**Directions for this task:**
All lines in the data bearing the string "subscript" should be identified and copied.

Extracts from a graphics dataset
"""

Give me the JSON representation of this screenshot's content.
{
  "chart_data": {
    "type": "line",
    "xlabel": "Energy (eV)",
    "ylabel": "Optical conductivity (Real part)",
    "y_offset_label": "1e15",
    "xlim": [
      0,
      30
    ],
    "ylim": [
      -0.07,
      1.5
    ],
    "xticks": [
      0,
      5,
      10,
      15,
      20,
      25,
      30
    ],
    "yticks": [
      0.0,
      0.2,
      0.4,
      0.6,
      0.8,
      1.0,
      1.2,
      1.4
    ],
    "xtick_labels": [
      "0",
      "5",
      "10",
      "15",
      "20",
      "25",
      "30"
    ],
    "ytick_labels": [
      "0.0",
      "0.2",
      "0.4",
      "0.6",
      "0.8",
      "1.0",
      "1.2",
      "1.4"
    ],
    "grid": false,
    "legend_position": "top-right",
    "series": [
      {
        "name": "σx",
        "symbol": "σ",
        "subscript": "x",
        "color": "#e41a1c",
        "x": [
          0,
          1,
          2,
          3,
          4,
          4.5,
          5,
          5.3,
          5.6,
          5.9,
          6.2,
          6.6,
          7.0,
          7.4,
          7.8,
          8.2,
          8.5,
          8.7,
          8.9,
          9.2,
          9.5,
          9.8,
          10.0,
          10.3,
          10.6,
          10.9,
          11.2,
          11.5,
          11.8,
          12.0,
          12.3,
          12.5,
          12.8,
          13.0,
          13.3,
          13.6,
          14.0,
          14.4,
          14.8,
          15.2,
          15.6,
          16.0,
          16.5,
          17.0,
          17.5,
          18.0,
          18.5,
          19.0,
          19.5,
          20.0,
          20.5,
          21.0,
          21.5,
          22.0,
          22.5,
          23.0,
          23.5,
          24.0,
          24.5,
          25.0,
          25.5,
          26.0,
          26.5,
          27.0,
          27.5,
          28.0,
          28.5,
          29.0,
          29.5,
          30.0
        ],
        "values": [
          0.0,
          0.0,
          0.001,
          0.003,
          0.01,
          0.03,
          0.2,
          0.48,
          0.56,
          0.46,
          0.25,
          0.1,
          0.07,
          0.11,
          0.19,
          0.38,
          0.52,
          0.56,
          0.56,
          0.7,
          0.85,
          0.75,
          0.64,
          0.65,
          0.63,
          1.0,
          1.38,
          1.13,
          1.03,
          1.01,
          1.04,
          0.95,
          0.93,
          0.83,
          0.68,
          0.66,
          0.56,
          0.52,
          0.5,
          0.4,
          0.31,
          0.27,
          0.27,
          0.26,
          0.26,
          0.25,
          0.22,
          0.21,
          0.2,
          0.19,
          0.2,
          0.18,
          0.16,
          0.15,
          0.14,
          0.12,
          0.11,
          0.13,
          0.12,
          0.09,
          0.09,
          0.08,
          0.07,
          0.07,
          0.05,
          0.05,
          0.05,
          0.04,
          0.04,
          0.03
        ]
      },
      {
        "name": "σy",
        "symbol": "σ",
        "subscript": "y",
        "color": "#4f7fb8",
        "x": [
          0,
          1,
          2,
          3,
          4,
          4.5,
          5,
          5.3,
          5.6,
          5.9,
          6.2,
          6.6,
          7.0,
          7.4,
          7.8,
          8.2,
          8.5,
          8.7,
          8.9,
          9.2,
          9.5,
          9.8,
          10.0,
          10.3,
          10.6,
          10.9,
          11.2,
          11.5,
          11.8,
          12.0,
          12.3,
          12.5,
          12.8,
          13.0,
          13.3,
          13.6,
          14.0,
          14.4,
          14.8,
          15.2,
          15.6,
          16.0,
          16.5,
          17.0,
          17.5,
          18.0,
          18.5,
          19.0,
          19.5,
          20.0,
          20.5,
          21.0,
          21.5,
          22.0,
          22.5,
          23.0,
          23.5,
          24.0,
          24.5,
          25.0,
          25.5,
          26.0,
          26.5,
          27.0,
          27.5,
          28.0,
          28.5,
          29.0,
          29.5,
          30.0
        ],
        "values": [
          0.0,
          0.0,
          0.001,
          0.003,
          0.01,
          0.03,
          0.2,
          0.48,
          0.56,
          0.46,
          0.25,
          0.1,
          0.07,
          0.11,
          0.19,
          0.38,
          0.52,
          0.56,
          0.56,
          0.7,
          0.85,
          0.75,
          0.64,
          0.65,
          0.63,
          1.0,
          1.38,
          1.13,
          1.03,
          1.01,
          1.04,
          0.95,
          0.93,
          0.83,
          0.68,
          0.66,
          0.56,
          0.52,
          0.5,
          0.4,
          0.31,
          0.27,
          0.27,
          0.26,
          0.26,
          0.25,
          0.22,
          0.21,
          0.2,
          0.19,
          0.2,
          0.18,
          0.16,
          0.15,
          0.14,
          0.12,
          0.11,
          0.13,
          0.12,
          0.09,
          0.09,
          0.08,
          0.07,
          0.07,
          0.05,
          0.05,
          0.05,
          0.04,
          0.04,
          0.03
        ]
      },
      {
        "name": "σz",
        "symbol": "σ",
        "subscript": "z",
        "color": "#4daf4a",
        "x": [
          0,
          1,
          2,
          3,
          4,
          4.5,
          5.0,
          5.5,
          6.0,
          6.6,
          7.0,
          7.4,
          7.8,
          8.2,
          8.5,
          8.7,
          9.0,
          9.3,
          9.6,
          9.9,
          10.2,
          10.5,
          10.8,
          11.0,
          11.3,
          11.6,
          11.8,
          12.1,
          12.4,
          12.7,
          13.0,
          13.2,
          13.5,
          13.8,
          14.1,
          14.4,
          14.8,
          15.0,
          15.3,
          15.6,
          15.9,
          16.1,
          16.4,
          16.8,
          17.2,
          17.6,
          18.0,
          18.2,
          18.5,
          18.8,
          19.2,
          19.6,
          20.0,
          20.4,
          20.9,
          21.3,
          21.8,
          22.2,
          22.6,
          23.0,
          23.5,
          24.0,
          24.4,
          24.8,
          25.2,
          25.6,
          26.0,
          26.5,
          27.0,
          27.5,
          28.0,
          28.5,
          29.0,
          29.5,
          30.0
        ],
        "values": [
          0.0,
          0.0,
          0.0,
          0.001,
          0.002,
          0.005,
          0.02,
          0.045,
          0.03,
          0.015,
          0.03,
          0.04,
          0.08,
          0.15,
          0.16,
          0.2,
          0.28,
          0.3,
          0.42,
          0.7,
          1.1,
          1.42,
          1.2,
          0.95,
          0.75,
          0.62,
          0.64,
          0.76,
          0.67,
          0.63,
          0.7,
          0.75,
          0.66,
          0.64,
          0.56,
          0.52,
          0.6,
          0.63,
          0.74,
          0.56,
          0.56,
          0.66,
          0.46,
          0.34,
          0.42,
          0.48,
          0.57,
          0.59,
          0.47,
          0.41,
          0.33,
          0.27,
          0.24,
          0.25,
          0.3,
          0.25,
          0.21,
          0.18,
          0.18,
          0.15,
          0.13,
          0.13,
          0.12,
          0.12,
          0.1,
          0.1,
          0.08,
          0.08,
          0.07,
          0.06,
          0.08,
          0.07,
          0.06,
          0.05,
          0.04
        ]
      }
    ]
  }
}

"""

**Expected answer:**
        "subscript": "x",
        "subscript": "y",
        "subscript": "z",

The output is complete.